- _Information supplied_:
________________

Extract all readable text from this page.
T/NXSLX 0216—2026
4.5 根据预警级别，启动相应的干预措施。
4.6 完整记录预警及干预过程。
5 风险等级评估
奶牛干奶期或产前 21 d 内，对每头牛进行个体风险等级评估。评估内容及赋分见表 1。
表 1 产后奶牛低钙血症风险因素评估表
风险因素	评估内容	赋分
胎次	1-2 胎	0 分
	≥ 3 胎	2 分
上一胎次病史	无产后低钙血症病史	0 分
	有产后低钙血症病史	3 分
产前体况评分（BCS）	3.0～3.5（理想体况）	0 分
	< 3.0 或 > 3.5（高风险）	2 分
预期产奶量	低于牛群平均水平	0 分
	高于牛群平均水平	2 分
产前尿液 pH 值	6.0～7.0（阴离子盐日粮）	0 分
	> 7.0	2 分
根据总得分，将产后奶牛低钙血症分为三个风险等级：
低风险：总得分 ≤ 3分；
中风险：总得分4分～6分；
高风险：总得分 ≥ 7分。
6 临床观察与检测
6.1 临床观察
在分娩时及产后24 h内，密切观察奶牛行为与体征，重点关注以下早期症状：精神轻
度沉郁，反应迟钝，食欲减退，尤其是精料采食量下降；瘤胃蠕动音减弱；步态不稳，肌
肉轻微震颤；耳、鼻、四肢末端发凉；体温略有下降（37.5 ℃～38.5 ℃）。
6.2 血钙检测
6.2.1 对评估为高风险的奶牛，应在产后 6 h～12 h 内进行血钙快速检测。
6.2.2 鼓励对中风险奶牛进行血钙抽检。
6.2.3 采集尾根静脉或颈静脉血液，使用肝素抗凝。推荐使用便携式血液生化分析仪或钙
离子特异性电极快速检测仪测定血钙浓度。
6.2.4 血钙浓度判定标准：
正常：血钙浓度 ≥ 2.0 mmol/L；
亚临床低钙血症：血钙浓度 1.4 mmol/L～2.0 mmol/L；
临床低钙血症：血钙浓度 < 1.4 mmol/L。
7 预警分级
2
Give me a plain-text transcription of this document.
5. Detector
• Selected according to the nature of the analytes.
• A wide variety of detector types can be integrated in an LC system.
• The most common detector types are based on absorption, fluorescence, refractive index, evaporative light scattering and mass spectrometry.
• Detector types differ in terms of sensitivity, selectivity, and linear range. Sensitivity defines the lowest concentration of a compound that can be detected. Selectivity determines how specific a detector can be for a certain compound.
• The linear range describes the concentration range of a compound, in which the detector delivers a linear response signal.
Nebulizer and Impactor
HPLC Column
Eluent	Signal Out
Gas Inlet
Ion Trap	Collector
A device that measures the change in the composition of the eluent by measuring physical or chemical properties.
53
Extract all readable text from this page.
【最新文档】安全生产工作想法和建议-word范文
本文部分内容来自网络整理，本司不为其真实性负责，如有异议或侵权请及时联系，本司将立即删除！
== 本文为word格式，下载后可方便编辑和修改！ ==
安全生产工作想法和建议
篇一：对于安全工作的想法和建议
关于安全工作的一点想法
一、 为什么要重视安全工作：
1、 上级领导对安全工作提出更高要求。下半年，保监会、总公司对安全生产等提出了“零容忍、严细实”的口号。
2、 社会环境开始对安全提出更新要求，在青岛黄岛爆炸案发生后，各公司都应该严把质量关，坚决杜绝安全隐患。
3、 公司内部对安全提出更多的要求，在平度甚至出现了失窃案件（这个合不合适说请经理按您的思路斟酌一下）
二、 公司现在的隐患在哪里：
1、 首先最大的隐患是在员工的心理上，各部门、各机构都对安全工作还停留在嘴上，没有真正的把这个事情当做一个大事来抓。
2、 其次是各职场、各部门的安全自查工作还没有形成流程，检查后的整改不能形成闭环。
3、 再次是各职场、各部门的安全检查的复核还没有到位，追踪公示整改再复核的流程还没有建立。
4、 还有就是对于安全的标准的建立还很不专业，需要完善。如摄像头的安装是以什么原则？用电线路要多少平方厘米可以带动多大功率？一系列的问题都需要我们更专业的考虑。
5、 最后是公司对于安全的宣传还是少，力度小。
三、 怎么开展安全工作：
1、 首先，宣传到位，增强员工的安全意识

________________

Set all of the entries down again, exactly as they were given.

Extract all readable text from this page.
T/NXSLX 0216—2026
4.5 根据预警级别，启动相应的干预措施。
4.6 完整记录预警及干预过程。
5 风险等级评估
奶牛干奶期或产前 21 d 内，对每头牛进行个体风险等级评估。评估内容及赋分见表 1。
表 1 产后奶牛低钙血症风险因素评估表
风险因素	评估内容	赋分
胎次	1-2 胎	0 分
	≥ 3 胎	2 分
上一胎次病史	无产后低钙血症病史	0 分
	有产后低钙血症病史	3 分
产前体况评分（BCS）	3.0～3.5（理想体况）	0 分
	< 3.0 或 > 3.5（高风险）	2 分
预期产奶量	低于牛群平均水平	0 分
	高于牛群平均水平	2 分
产前尿液 pH 值	6.0～7.0（阴离子盐日粮）	0 分
	> 7.0	2 分
根据总得分，将产后奶牛低钙血症分为三个风险等级：
低风险：总得分 ≤ 3分；
中风险：总得分4分～6分；
高风险：总得分 ≥ 7分。
6 临床观察与检测
6.1 临床观察
在分娩时及产后24 h内，密切观察奶牛行为与体征，重点关注以下早期症状：精神轻
度沉郁，反应迟钝，食欲减退，尤其是精料采食量下降；瘤胃蠕动音减弱；步态不稳，肌
肉轻微震颤；耳、鼻、四肢末端发凉；体温略有下降（37.5 ℃～38.5 ℃）。
6.2 血钙检测
6.2.1 对评估为高风险的奶牛，应在产后 6 h～12 h 内进行血钙快速检测。
6.2.2 鼓励对中风险奶牛进行血钙抽检。
6.2.3 采集尾根静脉或颈静脉血液，使用肝素抗凝。推荐使用便携式血液生化分析仪或钙
离子特异性电极快速检测仪测定血钙浓度。
6.2.4 血钙浓度判定标准：
正常：血钙浓度 ≥ 2.0 mmol/L；
亚临床低钙血症：血钙浓度 1.4 mmol/L～2.0 mmol/L；
临床低钙血症：血钙浓度 < 1.4 mmol/L。
7 预警分级
2
Give me a plain-text transcription of this document.
5. Detector
• Selected according to the nature of the analytes.
• A wide variety of detector types can be integrated in an LC system.
• The most common detector types are based on absorption, fluorescence, refractive index, evaporative light scattering and mass spectrometry.
• Detector types differ in terms of sensitivity, selectivity, and linear range. Sensitivity defines the lowest concentration of a compound that can be detected. Selectivity determines how specific a detector can be for a certain compound.
• The linear range describes the concentration range of a compound, in which the detector delivers a linear response signal.
Nebulizer and Impactor
HPLC Column
Eluent	Signal Out
Gas Inlet
Ion Trap	Collector
A device that measures the change in the composition of the eluent by measuring physical or chemical properties.
53
Extract all readable text from this page.
【最新文档】安全生产工作想法和建议-word范文
本文部分内容来自网络整理，本司不为其真实性负责，如有异议或侵权请及时联系，本司将立即删除！
== 本文为word格式，下载后可方便编辑和修改！ ==
安全生产工作想法和建议
篇一：对于安全工作的想法和建议
关于安全工作的一点想法
一、 为什么要重视安全工作：
1、 上级领导对安全工作提出更高要求。下半年，保监会、总公司对安全生产等提出了“零容忍、严细实”的口号。
2、 社会环境开始对安全提出更新要求，在青岛黄岛爆炸案发生后，各公司都应该严把质量关，坚决杜绝安全隐患。
3、 公司内部对安全提出更多的要求，在平度甚至出现了失窃案件（这个合不合适说请经理按您的思路斟酌一下）
二、 公司现在的隐患在哪里：
1、 首先最大的隐患是在员工的心理上，各部门、各机构都对安全工作还停留在嘴上，没有真正的把这个事情当做一个大事来抓。
2、 其次是各职场、各部门的安全自查工作还没有形成流程，检查后的整改不能形成闭环。
3、 再次是各职场、各部门的安全检查的复核还没有到位，追踪公示整改再复核的流程还没有建立。
4、 还有就是对于安全的标准的建立还很不专业，需要完善。如摄像头的安装是以什么原则？用电线路要多少平方厘米可以带动多大功率？一系列的问题都需要我们更专业的考虑。
5、 最后是公司对于安全的宣传还是少，力度小。
三、 怎么开展安全工作：
1、 首先，宣传到位，增强员工的安全意识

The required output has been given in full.